— BEGIN —

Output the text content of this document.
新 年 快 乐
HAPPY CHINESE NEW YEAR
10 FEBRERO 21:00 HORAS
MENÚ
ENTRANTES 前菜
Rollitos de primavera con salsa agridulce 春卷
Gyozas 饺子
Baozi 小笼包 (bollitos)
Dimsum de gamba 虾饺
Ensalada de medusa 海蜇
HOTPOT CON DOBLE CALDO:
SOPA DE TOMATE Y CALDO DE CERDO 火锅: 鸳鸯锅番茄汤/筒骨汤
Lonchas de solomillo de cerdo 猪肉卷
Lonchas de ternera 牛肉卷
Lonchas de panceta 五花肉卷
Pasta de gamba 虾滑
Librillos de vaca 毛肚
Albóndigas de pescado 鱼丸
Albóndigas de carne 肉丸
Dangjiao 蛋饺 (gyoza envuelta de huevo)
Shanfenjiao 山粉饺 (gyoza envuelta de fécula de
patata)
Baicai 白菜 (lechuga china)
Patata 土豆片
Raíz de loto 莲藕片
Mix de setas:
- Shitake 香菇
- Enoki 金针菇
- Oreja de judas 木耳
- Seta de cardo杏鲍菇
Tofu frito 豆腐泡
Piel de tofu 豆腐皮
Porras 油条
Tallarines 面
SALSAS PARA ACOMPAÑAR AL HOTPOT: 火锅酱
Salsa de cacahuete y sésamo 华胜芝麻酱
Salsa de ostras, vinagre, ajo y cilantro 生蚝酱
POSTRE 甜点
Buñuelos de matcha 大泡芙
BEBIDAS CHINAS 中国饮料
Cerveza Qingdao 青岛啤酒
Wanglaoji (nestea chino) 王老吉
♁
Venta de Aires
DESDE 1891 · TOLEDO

— END —

§ **What the task asks**: Isolate each line of the listing above that includes "HOTPOT". Copy it.

§ **Task response**:
HOTPOT CON DOBLE CALDO:
SALSAS PARA ACOMPAÑAR AL HOTPOT: 火锅酱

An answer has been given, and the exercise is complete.